* **RECORD LIST**
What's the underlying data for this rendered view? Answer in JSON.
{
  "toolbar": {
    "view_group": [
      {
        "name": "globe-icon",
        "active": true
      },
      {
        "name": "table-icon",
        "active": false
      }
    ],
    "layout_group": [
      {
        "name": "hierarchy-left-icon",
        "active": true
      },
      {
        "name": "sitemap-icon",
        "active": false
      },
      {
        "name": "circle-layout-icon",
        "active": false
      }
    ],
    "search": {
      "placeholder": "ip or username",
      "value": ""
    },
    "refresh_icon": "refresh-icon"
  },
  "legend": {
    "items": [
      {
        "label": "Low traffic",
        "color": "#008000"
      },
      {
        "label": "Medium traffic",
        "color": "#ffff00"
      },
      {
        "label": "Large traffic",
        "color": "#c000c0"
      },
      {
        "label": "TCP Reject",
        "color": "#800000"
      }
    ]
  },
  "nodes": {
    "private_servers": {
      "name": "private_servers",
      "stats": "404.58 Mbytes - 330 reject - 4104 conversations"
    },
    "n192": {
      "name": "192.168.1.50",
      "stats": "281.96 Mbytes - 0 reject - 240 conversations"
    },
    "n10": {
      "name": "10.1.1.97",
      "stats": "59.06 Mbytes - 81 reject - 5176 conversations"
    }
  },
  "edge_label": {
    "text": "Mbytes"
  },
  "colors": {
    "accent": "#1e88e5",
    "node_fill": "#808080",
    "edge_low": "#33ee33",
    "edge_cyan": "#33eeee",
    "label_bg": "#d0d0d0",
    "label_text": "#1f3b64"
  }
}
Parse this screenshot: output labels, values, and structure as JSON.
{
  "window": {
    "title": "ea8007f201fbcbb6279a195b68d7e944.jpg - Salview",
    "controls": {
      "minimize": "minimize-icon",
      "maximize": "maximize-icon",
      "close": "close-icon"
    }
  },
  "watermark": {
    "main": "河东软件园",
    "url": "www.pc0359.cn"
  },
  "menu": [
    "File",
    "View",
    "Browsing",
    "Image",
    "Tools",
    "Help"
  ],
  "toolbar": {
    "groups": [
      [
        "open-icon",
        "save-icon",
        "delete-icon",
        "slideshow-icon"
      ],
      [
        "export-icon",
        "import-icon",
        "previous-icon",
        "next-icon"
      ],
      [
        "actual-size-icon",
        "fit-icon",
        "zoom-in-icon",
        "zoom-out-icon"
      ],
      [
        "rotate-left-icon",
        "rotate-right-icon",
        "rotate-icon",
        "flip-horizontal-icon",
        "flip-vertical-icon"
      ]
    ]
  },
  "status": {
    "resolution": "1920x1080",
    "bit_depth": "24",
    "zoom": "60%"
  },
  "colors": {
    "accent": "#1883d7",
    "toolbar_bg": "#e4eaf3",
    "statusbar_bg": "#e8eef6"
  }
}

* **WHAT YOU NEED TO DO**
Type out the material again exactly as presented.

* **EXERCISE RESPONSE**
What's the underlying data for this rendered view? Answer in JSON.
{
  "toolbar": {
    "view_group": [
      {
        "name": "globe-icon",
        "active": true
      },
      {
        "name": "table-icon",
        "active": false
      }
    ],
    "layout_group": [
      {
        "name": "hierarchy-left-icon",
        "active": true
      },
      {
        "name": "sitemap-icon",
        "active": false
      },
      {
        "name": "circle-layout-icon",
        "active": false
      }
    ],
    "search": {
      "placeholder": "ip or username",
      "value": ""
    },
    "refresh_icon": "refresh-icon"
  },
  "legend": {
    "items": [
      {
        "label": "Low traffic",
        "color": "#008000"
      },
      {
        "label": "Medium traffic",
        "color": "#ffff00"
      },
      {
        "label": "Large traffic",
        "color": "#c000c0"
      },
      {
        "label": "TCP Reject",
        "color": "#800000"
      }
    ]
  },
  "nodes": {
    "private_servers": {
      "name": "private_servers",
      "stats": "404.58 Mbytes - 330 reject - 4104 conversations"
    },
    "n192": {
      "name": "192.168.1.50",
      "stats": "281.96 Mbytes - 0 reject - 240 conversations"
    },
    "n10": {
      "name": "10.1.1.97",
      "stats": "59.06 Mbytes - 81 reject - 5176 conversations"
    }
  },
  "edge_label": {
    "text": "Mbytes"
  },
  "colors": {
    "accent": "#1e88e5",
    "node_fill": "#808080",
    "edge_low": "#33ee33",
    "edge_cyan": "#33eeee",
    "label_bg": "#d0d0d0",
    "label_text": "#1f3b64"
  }
}
Parse this screenshot: output labels, values, and structure as JSON.
{
  "window": {
    "title": "ea8007f201fbcbb6279a195b68d7e944.jpg - Salview",
    "controls": {
      "minimize": "minimize-icon",
      "maximize": "maximize-icon",
      "close": "close-icon"
    }
  },
  "watermark": {
    "main": "河东软件园",
    "url": "www.pc0359.cn"
  },
  "menu": [
    "File",
    "View",
    "Browsing",
    "Image",
    "Tools",
    "Help"
  ],
  "toolbar": {
    "groups": [
      [
        "open-icon",
        "save-icon",
        "delete-icon",
        "slideshow-icon"
      ],
      [
        "export-icon",
        "import-icon",
        "previous-icon",
        "next-icon"
      ],
      [
        "actual-size-icon",
        "fit-icon",
        "zoom-in-icon",
        "zoom-out-icon"
      ],
      [
        "rotate-left-icon",
        "rotate-right-icon",
        "rotate-icon",
        "flip-horizontal-icon",
        "flip-vertical-icon"
      ]
    ]
  },
  "status": {
    "resolution": "1920x1080",
    "bit_depth": "24",
    "zoom": "60%"
  },
  "colors": {
    "accent": "#1883d7",
    "toolbar_bg": "#e4eaf3",
    "statusbar_bg": "#e8eef6"
  }
}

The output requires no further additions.